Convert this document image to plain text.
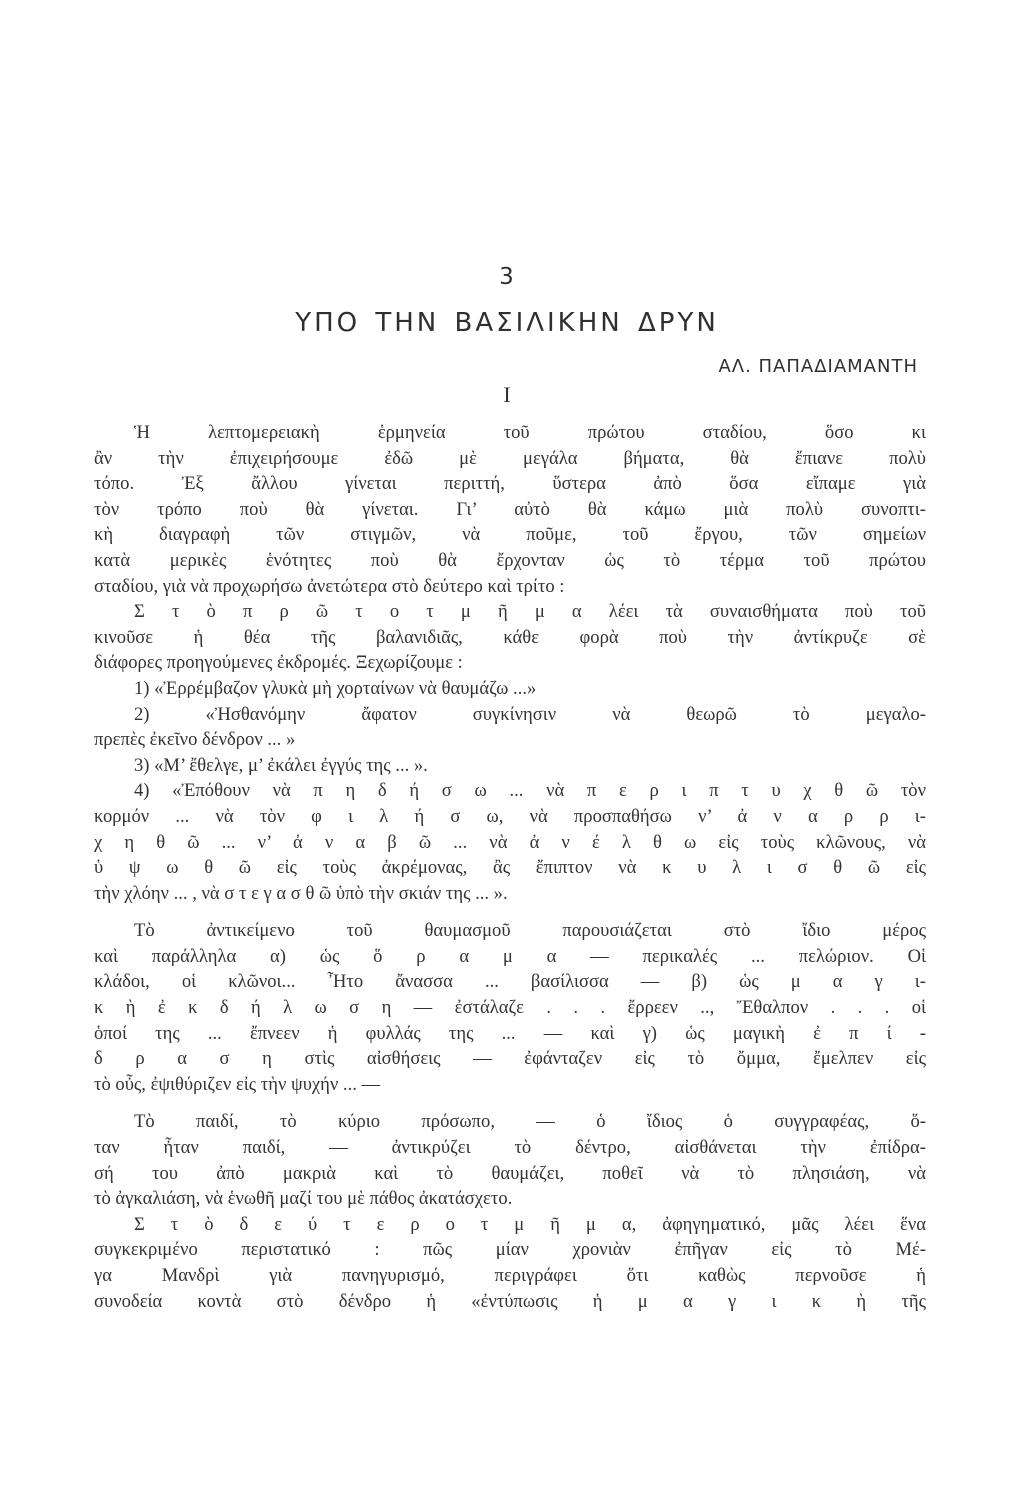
3
ΥΠΟ ΤΗΝ ΒΑΣΙΛΙΚΗΝ ΔΡΥΝ
ΑΛ. ΠΑΠΑΔΙΑΜΑΝΤΗ
I
Ἡ λεπτομερειακὴ ἑρμηνεία τοῦ πρώτου σταδίου, ὅσο κι
ἂν τὴν ἐπιχειρήσουμε ἐδῶ μὲ μεγάλα βήματα, θὰ ἔπιανε πολὺ
τόπο. Ἐξ ἄλλου γίνεται περιττή, ὕστερα ἀπὸ ὅσα εἴπαμε γιὰ
τὸν τρόπο ποὺ θὰ γίνεται. Γι’ αὐτὸ θὰ κάμω μιὰ πολὺ συνοπτι-
κὴ διαγραφὴ τῶν στιγμῶν, νὰ ποῦμε, τοῦ ἔργου, τῶν σημείων
κατὰ μερικὲς ἑνότητες ποὺ θὰ ἔρχονταν ὡς τὸ τέρμα τοῦ πρώτου
σταδίου, γιὰ νὰ προχωρήσω ἀνετώτερα στὸ δεύτερο καὶ τρίτο :
Σ τ ὸ π ρ ῶ τ ο τ μ ῆ μ α λέει τὰ συναισθήματα ποὺ τοῦ
κινοῦσε ἡ θέα τῆς βαλανιδιᾶς, κάθε φορὰ ποὺ τὴν ἀντίκρυζε σὲ
διάφορες προηγούμενες ἐκδρομές. Ξεχωρίζουμε :
1) «Ἐρρέμβαζον γλυκὰ μὴ χορταίνων νὰ θαυμάζω ...»
2) «Ἠσθανόμην ἄφατον συγκίνησιν νὰ θεωρῶ τὸ μεγαλο-
πρεπὲς ἐκεῖνο δένδρον ... »
3) «Μ’ ἔθελγε, μ’ ἐκάλει ἐγγύς της ... ».
4) «Ἐπόθουν νὰ π η δ ή σ ω ... νὰ π ε ρ ι π τ υ χ θ ῶ τὸν
κορμόν ... νὰ τὸν φ ι λ ή σ ω, νὰ προσπαθήσω ν’ ἀ ν α ρ ρ ι-
χ η θ ῶ ... ν’ ἀ ν α β ῶ ... νὰ ἀ ν έ λ θ ω εἰς τοὺς κλῶνους, νὰ
ὑ ψ ω θ ῶ εἰς τοὺς ἀκρέμονας, ἂς ἔπιπτον νὰ κ υ λ ι σ θ ῶ εἰς
τὴν χλόην ... , νὰ σ τ ε γ α σ θ ῶ ὑπὸ τὴν σκιάν της ... ».
Τὸ ἀντικείμενο τοῦ θαυμασμοῦ παρουσιάζεται στὸ ἴδιο μέρος
καὶ παράλληλα α) ὡς ὅ ρ α μ α — περικαλές ... πελώριον. Οἱ
κλάδοι, οἱ κλῶνοι... Ἦτο ἄνασσα ... βασίλισσα — β) ὡς μ α γ ι-
κ ὴ ἐ κ δ ή λ ω σ η — ἐστάλαζε . . . ἔρρεεν .., Ἔθαλπον . . . οἱ
ὁποί της ... ἔπνεεν ἡ φυλλάς της ... — καὶ γ) ὡς μαγικὴ ἐ π ί -
δ ρ α σ η στὶς αἰσθήσεις — ἐφάνταζεν εἰς τὸ ὄμμα, ἔμελπεν εἰς
τὸ οὖς, ἐψιθύριζεν εἰς τὴν ψυχήν ... —
Τὸ παιδί, τὸ κύριο πρόσωπο, — ὁ ἴδιος ὁ συγγραφέας, ὅ-
ταν ἦταν παιδί, — ἀντικρύζει τὸ δέντρο, αἰσθάνεται τὴν ἐπίδρα-
σή του ἀπὸ μακριὰ καὶ τὸ θαυμάζει, ποθεῖ νὰ τὸ πλησιάση, νὰ
τὸ ἀγκαλιάση, νὰ ἑνωθῆ μαζί του μὲ πάθος ἀκατάσχετο.
Σ τ ὸ δ ε ύ τ ε ρ ο τ μ ῆ μ α, ἀφηγηματικό, μᾶς λέει ἕνα
συγκεκριμένο περιστατικό : πῶς μίαν χρονιὰν ἐπῆγαν εἰς τὸ Μέ-
γα Μανδρὶ γιὰ πανηγυρισμό, περιγράφει ὅτι καθὼς περνοῦσε ἡ
συνοδεία κοντὰ στὸ δένδρο ἡ «ἐντύπωσις ἡ μ α γ ι κ ὴ τῆς
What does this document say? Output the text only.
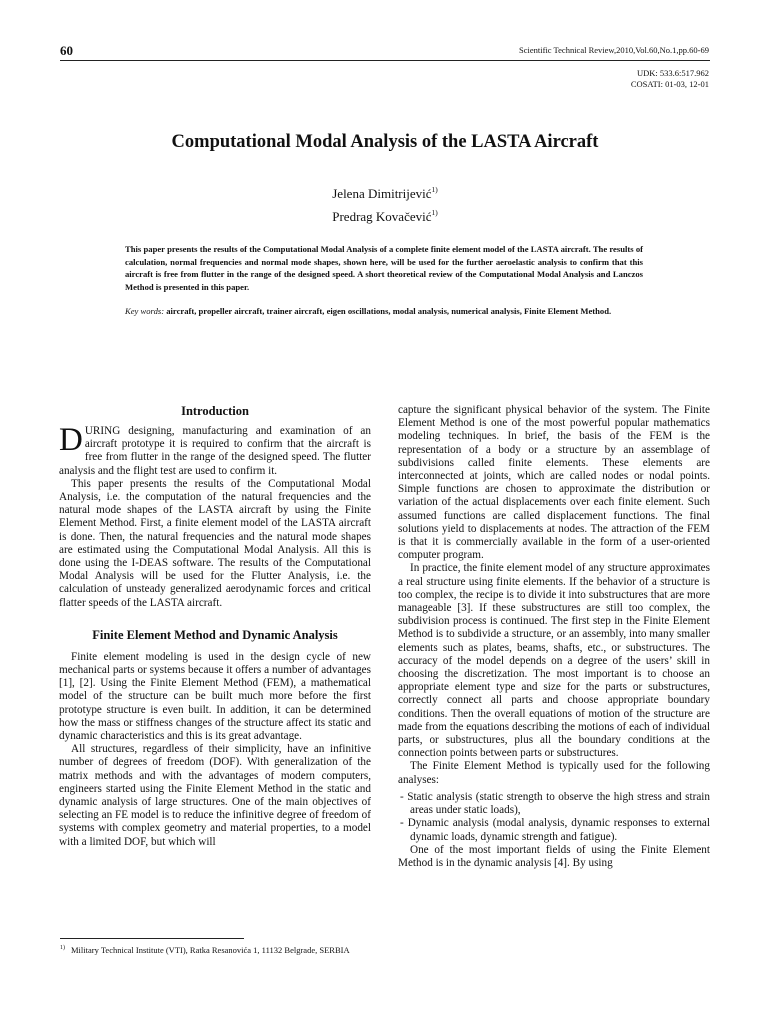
60	Scientific Technical Review,2010,Vol.60,No.1,pp.60-69
UDK: 533.6:517.962
COSATI: 01-03, 12-01
Computational Modal Analysis of the LASTA Aircraft
Jelena Dimitrijević$^{1)}$
Predrag Kovačević$^{1)}$
This paper presents the results of the Computational Modal Analysis of a complete finite element model of the LASTA aircraft. The results of calculation, normal frequencies and normal mode shapes, shown here, will be used for the further aeroelastic analysis to confirm that this aircraft is free from flutter in the range of the designed speed. A short theoretical review of the Computational Modal Analysis and Lanczos Method is presented in this paper.
Key words: aircraft, propeller aircraft, trainer aircraft, eigen oscillations, modal analysis, numerical analysis, Finite Element Method.
Introduction

DURING designing, manufacturing and examination of an aircraft prototype it is required to confirm that the aircraft is free from flutter in the range of the designed speed. The flutter analysis and the flight test are used to confirm it.

This paper presents the results of the Computational Modal Analysis, i.e. the computation of the natural frequencies and the natural mode shapes of the LASTA aircraft by using the Finite Element Method. First, a finite element model of the LASTA aircraft is done. Then, the natural frequencies and the natural mode shapes are estimated using the Computational Modal Analysis. All this is done using the I-DEAS software. The results of the Computational Modal Analysis will be used for the Flutter Analysis, i.e. the calculation of unsteady generalized aerodynamic forces and critical flatter speeds of the LASTA aircraft.

Finite Element Method and Dynamic Analysis

Finite element modeling is used in the design cycle of new mechanical parts or systems because it offers a number of advantages [1], [2]. Using the Finite Element Method (FEM), a mathematical model of the structure can be built much more before the first prototype structure is even built. In addition, it can be determined how the mass or stiffness changes of the structure affect its static and dynamic characteristics and this is its great advantage.

All structures, regardless of their simplicity, have an infinitive number of degrees of freedom (DOF). With generalization of the matrix methods and with the advantages of modern computers, engineers started using the Finite Element Method in the static and dynamic analysis of large structures. One of the main objectives of selecting an FE model is to reduce the infinitive degree of freedom of systems with complex geometry and material properties, to a model with a limited DOF, but which will

capture the significant physical behavior of the system. The Finite Element Method is one of the most powerful popular mathematics modeling techniques. In brief, the basis of the FEM is the representation of a body or a structure by an assemblage of subdivisions called finite elements. These elements are interconnected at joints, which are called nodes or nodal points. Simple functions are chosen to approximate the distribution or variation of the actual displacements over each finite element. Such assumed functions are called displacement functions. The final solutions yield to displacements at nodes. The attraction of the FEM is that it is commercially available in the form of a user-oriented computer program.

In practice, the finite element model of any structure approximates a real structure using finite elements. If the behavior of a structure is too complex, the recipe is to divide it into substructures that are more manageable [3]. If these substructures are still too complex, the subdivision process is continued. The first step in the Finite Element Method is to subdivide a structure, or an assembly, into many smaller elements such as plates, beams, shafts, etc., or substructures. The accuracy of the model depends on a degree of the users’ skill in choosing the discretization. The most important is to choose an appropriate element type and size for the parts or substructures, correctly connect all parts and choose appropriate boundary conditions. Then the overall equations of motion of the structure are made from the equations describing the motions of each of individual parts, or substructures, plus all the boundary conditions at the connection points between parts or substructures.

The Finite Element Method is typically used for the following analyses:

- Static analysis (static strength to observe the high stress and strain areas under static loads),
- Dynamic analysis (modal analysis, dynamic responses to external dynamic loads, dynamic strength and fatigue).

One of the most important fields of using the Finite Element Method is in the dynamic analysis [4]. By using

$^{1)}$ Military Technical Institute (VTI), Ratka Resanovića 1, 11132 Belgrade, SERBIA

=======

-- YOUR GOAL --
In the listing above, find each line with the word "Technical" and copy it.

-- RESULT OF THE TASK --
60	Scientific Technical Review,2010,Vol.60,No.1,pp.60-69
$^{1)}$ Military Technical Institute (VTI), Ratka Resanovića 1, 11132 Belgrade, SERBIA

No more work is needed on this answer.